(Figure collection entries)

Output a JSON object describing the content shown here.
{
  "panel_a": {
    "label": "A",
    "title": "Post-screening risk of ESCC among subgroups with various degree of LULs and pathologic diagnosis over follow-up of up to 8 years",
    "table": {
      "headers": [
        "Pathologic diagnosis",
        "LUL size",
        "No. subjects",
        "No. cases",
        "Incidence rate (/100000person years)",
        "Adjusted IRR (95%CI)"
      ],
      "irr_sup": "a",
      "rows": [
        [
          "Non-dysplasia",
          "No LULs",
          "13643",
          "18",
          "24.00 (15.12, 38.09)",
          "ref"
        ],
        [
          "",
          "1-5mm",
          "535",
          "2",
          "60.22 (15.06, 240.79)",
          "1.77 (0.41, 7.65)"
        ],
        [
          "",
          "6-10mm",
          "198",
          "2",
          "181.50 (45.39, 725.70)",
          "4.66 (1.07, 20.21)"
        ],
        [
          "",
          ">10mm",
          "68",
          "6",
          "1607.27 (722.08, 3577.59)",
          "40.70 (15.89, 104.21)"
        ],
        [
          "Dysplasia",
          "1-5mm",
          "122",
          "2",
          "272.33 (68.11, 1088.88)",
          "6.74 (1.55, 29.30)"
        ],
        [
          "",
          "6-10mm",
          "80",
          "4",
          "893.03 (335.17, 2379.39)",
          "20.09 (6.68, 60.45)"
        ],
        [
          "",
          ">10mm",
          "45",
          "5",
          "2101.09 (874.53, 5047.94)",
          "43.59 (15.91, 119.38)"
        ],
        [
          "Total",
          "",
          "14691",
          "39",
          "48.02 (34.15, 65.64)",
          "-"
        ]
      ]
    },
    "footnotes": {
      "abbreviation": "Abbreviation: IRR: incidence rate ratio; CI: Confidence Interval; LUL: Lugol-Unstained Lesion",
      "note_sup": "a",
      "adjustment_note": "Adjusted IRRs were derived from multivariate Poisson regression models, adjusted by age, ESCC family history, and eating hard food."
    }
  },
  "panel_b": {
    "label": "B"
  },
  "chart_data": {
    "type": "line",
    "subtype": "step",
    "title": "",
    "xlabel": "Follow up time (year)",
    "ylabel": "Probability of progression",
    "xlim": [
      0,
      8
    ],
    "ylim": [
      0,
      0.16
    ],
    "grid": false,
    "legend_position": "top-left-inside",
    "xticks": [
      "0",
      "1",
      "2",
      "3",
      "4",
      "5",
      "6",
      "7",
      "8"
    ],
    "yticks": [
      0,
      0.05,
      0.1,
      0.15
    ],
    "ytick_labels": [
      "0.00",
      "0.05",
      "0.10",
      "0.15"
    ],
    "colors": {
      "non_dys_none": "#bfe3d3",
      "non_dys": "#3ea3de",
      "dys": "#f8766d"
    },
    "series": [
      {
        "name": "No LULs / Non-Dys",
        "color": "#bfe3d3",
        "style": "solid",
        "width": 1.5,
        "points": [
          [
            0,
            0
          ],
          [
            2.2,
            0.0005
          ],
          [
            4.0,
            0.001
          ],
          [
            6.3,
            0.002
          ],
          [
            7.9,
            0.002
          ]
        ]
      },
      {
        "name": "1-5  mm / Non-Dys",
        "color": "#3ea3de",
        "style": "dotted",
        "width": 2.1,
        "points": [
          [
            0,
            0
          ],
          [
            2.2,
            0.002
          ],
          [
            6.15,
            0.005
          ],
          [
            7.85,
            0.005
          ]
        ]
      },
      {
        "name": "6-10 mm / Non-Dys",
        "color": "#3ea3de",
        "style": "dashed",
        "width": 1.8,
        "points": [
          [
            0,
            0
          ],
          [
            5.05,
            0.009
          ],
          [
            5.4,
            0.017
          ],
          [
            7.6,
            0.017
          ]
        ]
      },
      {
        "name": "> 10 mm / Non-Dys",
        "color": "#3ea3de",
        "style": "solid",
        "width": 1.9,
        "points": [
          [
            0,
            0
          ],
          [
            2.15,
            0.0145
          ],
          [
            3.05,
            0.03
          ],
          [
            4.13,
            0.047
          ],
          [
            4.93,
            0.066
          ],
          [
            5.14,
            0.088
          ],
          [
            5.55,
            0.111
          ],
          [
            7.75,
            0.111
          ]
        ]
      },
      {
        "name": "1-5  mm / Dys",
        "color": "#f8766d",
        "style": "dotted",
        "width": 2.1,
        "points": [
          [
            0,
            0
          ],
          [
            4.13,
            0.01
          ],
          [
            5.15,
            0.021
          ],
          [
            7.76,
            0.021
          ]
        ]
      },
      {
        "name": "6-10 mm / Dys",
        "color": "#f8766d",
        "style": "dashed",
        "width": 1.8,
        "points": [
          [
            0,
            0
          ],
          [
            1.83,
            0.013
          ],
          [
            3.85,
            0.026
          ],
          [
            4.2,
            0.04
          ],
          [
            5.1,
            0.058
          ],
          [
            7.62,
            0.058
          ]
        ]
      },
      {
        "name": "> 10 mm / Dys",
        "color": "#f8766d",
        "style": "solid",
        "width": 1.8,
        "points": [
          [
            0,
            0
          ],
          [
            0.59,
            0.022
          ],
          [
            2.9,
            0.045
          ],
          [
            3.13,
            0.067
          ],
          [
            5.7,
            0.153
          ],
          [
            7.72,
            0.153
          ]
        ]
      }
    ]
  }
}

*Goal of the exercise*:
Copy, from the material, each line that holds the string "name".

*Task response*:
        "name": "No LULs / Non-Dys",
        "name": "1-5  mm / Non-Dys",
        "name": "6-10 mm / Non-Dys",
        "name": "> 10 mm / Non-Dys",
        "name": "1-5  mm / Dys",
        "name": "6-10 mm / Dys",
        "name": "> 10 mm / Dys",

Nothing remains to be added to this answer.